** Problem to solve **
Write out every entry word for word.

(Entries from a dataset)
┏━━

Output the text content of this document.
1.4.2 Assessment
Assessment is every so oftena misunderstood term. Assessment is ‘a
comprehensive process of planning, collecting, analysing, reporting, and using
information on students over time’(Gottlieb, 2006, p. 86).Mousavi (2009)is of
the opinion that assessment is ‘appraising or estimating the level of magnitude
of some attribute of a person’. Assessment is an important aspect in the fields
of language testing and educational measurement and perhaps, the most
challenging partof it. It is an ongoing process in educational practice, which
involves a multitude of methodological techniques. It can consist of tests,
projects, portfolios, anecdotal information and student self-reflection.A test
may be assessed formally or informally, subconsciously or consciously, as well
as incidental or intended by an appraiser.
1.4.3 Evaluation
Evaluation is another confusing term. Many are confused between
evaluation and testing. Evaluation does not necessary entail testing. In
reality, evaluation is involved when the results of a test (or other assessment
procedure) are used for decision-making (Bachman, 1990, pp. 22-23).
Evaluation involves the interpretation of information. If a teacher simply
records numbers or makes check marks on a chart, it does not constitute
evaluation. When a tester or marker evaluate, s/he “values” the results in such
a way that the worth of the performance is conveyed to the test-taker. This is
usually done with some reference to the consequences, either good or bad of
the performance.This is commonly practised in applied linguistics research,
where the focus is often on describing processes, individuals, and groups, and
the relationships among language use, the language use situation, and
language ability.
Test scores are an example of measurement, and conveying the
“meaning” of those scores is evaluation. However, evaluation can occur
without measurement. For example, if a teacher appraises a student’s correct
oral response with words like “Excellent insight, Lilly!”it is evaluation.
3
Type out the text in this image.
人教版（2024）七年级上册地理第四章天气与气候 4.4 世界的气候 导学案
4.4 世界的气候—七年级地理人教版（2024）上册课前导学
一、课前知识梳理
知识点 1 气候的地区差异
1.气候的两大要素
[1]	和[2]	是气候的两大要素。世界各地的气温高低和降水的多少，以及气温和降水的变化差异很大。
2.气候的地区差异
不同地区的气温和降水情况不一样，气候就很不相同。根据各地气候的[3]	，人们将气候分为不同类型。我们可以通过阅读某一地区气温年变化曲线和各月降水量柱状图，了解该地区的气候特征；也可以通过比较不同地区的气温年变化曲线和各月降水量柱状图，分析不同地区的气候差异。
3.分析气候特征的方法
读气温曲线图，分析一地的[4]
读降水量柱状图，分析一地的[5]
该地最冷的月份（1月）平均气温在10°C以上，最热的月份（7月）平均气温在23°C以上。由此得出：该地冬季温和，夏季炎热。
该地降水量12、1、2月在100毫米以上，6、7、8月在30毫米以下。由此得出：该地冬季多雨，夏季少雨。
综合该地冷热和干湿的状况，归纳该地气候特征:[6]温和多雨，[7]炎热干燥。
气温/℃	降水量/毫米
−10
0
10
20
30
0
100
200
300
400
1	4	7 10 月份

┗━━

** Solution **
Output the text content of this document.
1.4.2 Assessment
Assessment is every so oftena misunderstood term. Assessment is ‘a
comprehensive process of planning, collecting, analysing, reporting, and using
information on students over time’(Gottlieb, 2006, p. 86).Mousavi (2009)is of
the opinion that assessment is ‘appraising or estimating the level of magnitude
of some attribute of a person’. Assessment is an important aspect in the fields
of language testing and educational measurement and perhaps, the most
challenging partof it. It is an ongoing process in educational practice, which
involves a multitude of methodological techniques. It can consist of tests,
projects, portfolios, anecdotal information and student self-reflection.A test
may be assessed formally or informally, subconsciously or consciously, as well
as incidental or intended by an appraiser.
1.4.3 Evaluation
Evaluation is another confusing term. Many are confused between
evaluation and testing. Evaluation does not necessary entail testing. In
reality, evaluation is involved when the results of a test (or other assessment
procedure) are used for decision-making (Bachman, 1990, pp. 22-23).
Evaluation involves the interpretation of information. If a teacher simply
records numbers or makes check marks on a chart, it does not constitute
evaluation. When a tester or marker evaluate, s/he “values” the results in such
a way that the worth of the performance is conveyed to the test-taker. This is
usually done with some reference to the consequences, either good or bad of
the performance.This is commonly practised in applied linguistics research,
where the focus is often on describing processes, individuals, and groups, and
the relationships among language use, the language use situation, and
language ability.
Test scores are an example of measurement, and conveying the
“meaning” of those scores is evaluation. However, evaluation can occur
without measurement. For example, if a teacher appraises a student’s correct
oral response with words like “Excellent insight, Lilly!”it is evaluation.
3
Type out the text in this image.
人教版（2024）七年级上册地理第四章天气与气候 4.4 世界的气候 导学案
4.4 世界的气候—七年级地理人教版（2024）上册课前导学
一、课前知识梳理
知识点 1 气候的地区差异
1.气候的两大要素
[1]	和[2]	是气候的两大要素。世界各地的气温高低和降水的多少，以及气温和降水的变化差异很大。
2.气候的地区差异
不同地区的气温和降水情况不一样，气候就很不相同。根据各地气候的[3]	，人们将气候分为不同类型。我们可以通过阅读某一地区气温年变化曲线和各月降水量柱状图，了解该地区的气候特征；也可以通过比较不同地区的气温年变化曲线和各月降水量柱状图，分析不同地区的气候差异。
3.分析气候特征的方法
读气温曲线图，分析一地的[4]
读降水量柱状图，分析一地的[5]
该地最冷的月份（1月）平均气温在10°C以上，最热的月份（7月）平均气温在23°C以上。由此得出：该地冬季温和，夏季炎热。
该地降水量12、1、2月在100毫米以上，6、7、8月在30毫米以下。由此得出：该地冬季多雨，夏季少雨。
综合该地冷热和干湿的状况，归纳该地气候特征:[6]温和多雨，[7]炎热干燥。
气温/℃	降水量/毫米
−10
0
10
20
30
0
100
200
300
400
1	4	7 10 月份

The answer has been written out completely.